What is needed:
For each line of the data below that holds "numeri", copy the line.
● ● ● ● ● ● ●
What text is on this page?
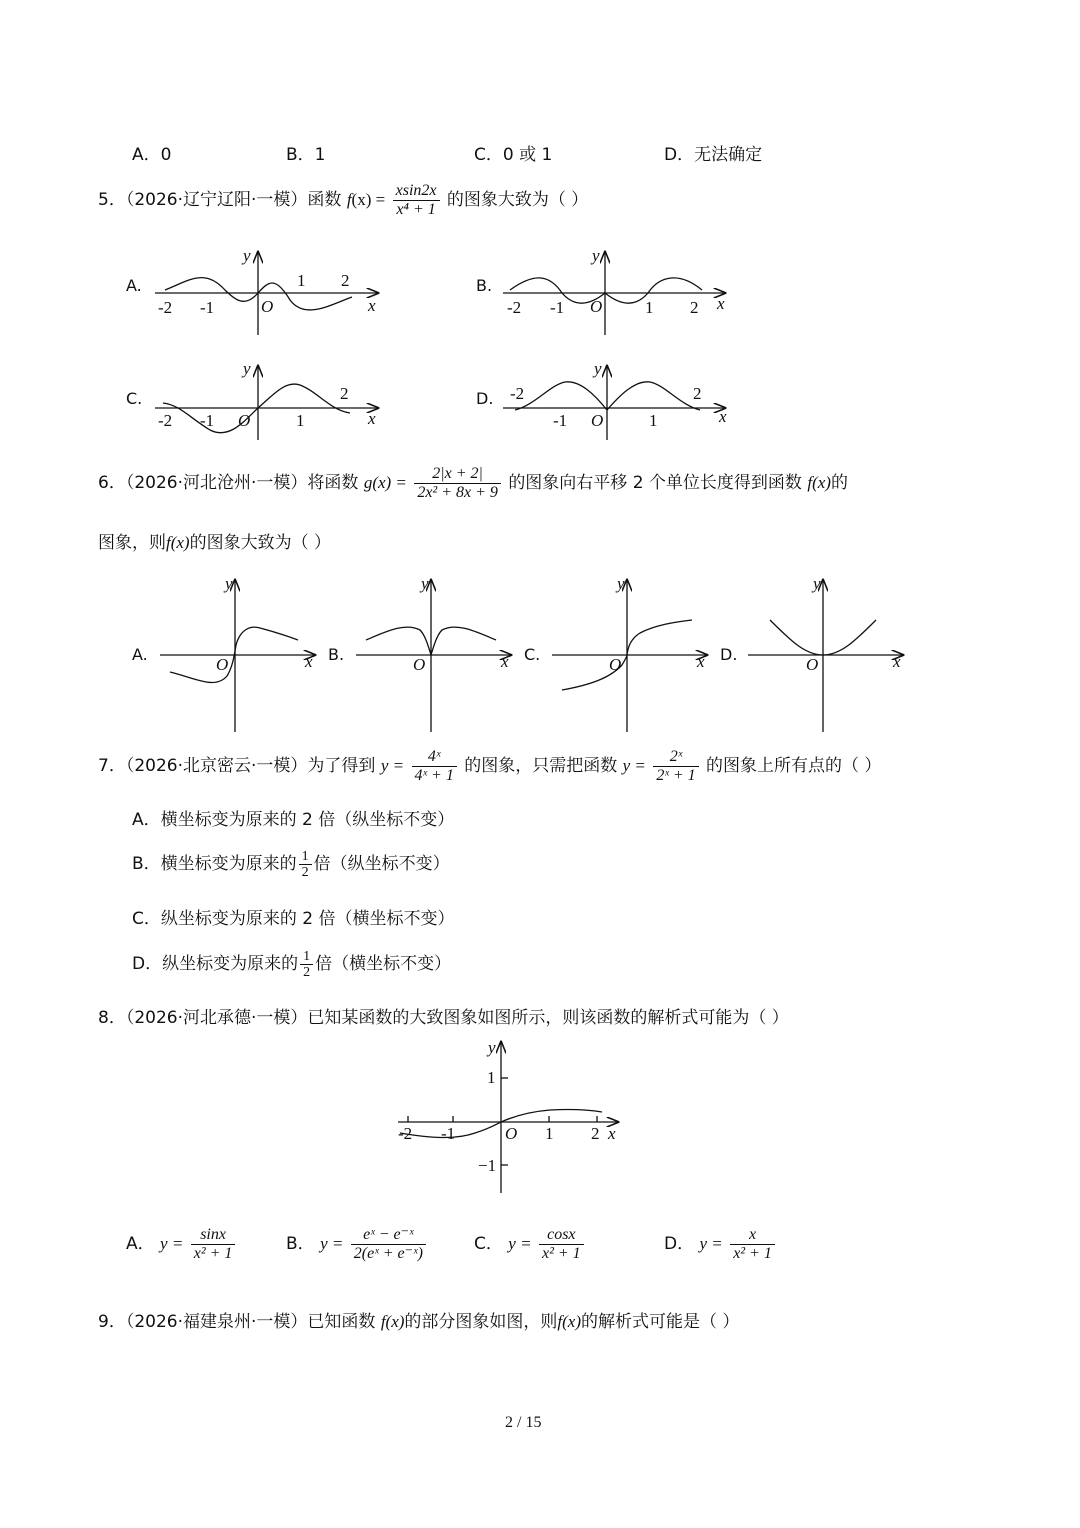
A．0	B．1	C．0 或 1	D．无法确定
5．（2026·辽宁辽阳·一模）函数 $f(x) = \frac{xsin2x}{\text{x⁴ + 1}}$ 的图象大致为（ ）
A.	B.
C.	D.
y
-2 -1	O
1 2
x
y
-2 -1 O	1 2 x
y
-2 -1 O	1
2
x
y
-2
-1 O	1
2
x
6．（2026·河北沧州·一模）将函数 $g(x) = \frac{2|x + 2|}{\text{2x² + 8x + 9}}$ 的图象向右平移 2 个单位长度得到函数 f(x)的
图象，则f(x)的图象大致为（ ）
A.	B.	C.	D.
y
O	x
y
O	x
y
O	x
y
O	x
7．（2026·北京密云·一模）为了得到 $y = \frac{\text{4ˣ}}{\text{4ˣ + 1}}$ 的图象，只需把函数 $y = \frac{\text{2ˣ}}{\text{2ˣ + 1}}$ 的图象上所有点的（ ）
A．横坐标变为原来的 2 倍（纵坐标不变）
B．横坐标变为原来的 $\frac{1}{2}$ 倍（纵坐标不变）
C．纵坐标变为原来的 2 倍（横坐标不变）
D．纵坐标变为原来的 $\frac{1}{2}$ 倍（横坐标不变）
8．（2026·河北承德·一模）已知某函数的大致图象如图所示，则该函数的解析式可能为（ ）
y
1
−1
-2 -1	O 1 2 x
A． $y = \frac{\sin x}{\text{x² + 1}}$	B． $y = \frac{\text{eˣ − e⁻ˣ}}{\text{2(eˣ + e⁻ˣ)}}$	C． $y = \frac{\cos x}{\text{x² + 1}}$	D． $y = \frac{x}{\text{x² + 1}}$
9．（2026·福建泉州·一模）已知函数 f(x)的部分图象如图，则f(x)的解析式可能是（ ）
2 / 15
● ● ● ● ● ● ●
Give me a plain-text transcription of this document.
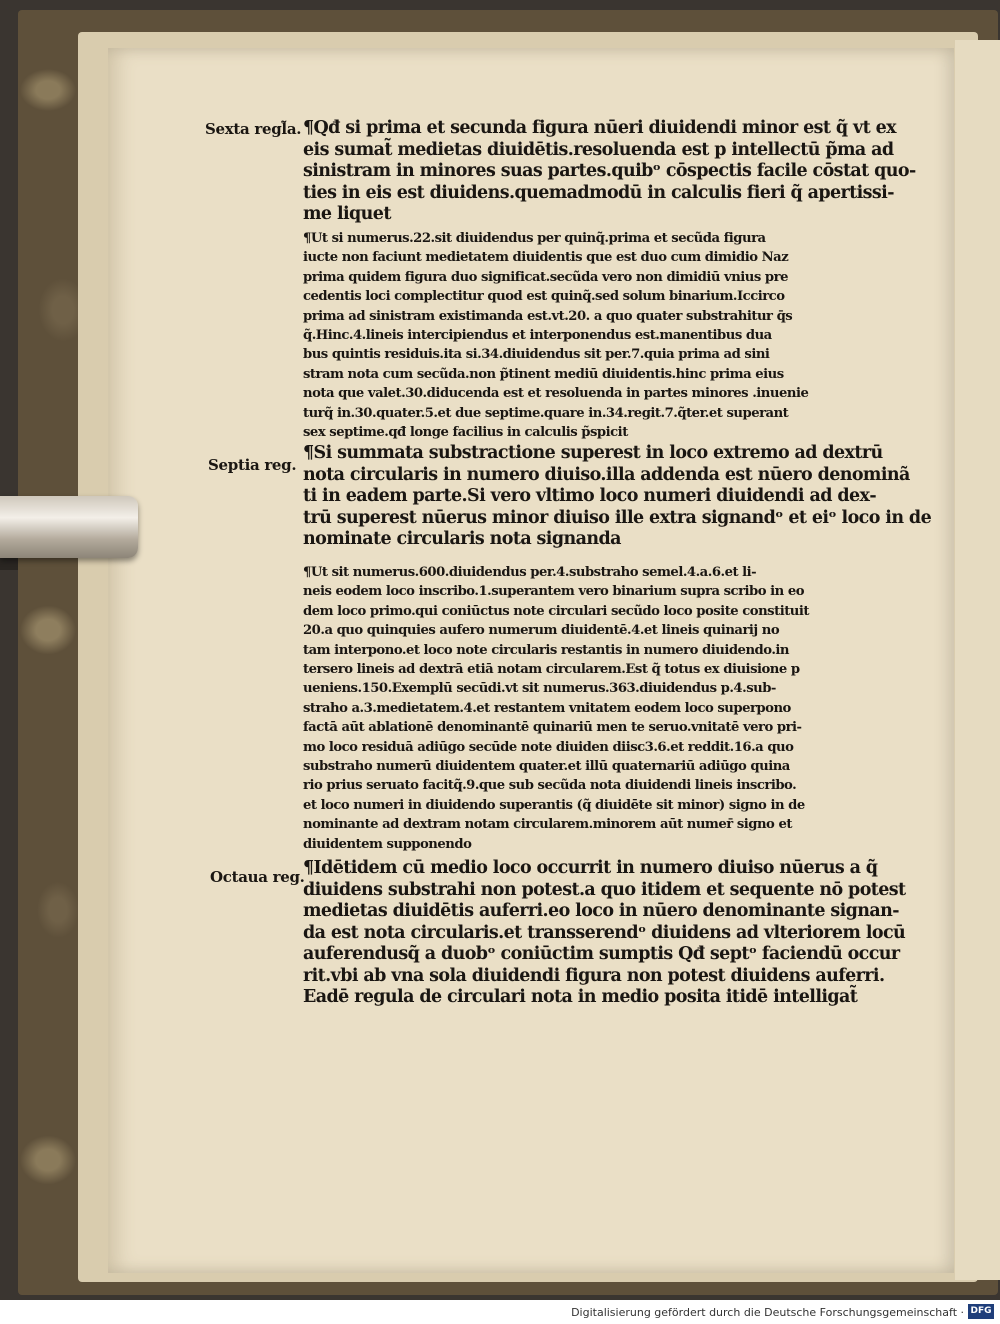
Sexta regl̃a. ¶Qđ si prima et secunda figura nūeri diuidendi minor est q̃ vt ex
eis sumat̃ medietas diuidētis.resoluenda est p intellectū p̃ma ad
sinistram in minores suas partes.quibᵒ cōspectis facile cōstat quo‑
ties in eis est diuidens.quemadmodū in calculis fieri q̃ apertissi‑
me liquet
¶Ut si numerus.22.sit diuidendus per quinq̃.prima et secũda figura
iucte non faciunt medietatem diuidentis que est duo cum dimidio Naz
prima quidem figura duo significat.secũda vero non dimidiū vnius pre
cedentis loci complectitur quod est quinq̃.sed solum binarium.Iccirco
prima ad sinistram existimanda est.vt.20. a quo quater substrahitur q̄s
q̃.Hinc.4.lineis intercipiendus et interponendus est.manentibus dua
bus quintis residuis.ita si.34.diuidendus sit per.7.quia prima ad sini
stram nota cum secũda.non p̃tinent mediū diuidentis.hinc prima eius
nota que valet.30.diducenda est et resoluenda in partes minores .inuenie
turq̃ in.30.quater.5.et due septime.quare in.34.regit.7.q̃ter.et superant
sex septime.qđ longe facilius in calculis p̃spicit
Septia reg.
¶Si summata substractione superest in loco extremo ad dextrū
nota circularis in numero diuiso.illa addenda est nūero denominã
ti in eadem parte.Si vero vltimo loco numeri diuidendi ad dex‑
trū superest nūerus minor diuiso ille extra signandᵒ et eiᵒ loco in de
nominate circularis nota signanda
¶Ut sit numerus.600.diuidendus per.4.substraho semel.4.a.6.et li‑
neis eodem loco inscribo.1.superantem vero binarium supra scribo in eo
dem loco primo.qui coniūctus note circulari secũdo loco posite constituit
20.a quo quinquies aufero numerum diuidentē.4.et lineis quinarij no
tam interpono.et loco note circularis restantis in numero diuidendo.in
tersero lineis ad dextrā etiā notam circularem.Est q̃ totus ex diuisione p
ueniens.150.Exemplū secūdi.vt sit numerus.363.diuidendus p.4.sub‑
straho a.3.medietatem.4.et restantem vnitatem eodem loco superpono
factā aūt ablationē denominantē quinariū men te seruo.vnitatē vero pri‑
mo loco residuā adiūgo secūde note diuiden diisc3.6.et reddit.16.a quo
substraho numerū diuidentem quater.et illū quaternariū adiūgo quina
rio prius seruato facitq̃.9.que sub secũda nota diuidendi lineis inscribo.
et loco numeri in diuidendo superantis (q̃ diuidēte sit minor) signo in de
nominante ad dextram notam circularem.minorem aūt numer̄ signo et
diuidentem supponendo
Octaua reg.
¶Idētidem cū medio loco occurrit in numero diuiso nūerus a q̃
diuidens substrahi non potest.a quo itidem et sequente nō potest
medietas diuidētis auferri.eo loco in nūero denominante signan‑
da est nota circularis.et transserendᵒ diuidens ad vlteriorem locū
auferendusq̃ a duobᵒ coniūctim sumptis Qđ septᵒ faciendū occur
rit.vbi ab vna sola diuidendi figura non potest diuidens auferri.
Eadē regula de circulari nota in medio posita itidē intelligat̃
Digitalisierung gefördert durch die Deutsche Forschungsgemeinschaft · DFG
● ● ● ● ● ● ●
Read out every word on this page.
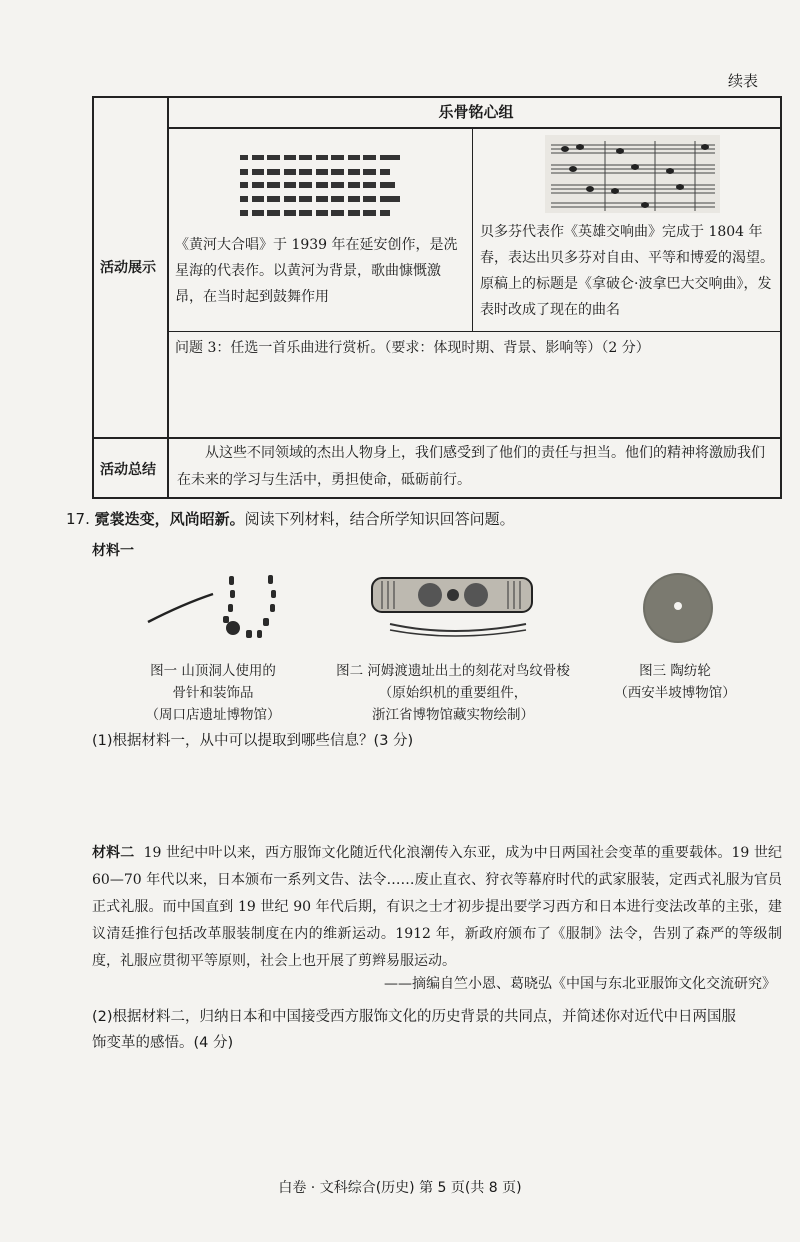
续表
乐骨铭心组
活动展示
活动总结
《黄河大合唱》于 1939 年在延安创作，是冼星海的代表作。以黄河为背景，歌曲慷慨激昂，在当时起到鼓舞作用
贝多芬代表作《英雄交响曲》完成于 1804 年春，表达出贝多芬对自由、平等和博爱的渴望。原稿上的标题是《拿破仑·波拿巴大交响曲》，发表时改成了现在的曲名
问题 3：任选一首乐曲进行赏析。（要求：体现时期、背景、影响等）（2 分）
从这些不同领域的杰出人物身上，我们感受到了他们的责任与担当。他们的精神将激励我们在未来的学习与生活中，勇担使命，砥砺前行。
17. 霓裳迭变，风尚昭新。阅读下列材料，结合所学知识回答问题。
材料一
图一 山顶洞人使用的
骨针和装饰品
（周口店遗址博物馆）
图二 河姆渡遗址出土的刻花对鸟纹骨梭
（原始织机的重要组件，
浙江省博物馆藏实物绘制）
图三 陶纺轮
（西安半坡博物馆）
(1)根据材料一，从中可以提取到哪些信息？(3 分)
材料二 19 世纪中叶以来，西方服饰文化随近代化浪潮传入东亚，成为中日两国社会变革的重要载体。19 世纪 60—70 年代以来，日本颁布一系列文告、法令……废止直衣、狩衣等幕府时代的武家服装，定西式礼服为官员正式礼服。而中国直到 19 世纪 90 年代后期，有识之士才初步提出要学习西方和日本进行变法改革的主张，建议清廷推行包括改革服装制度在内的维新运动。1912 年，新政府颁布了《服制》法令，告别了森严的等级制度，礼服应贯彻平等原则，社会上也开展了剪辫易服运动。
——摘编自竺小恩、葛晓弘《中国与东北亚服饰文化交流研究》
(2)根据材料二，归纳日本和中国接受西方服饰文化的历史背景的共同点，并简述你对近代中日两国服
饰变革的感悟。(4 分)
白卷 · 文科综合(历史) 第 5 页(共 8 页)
● ● ● ● ● ● ●
Problem solution:
ti in eadem parte.Si vero vltimo loco numeri diuidendi ad dex‑
et loco numeri in diuidendo superantis (q̃ diuidēte sit minor) signo in de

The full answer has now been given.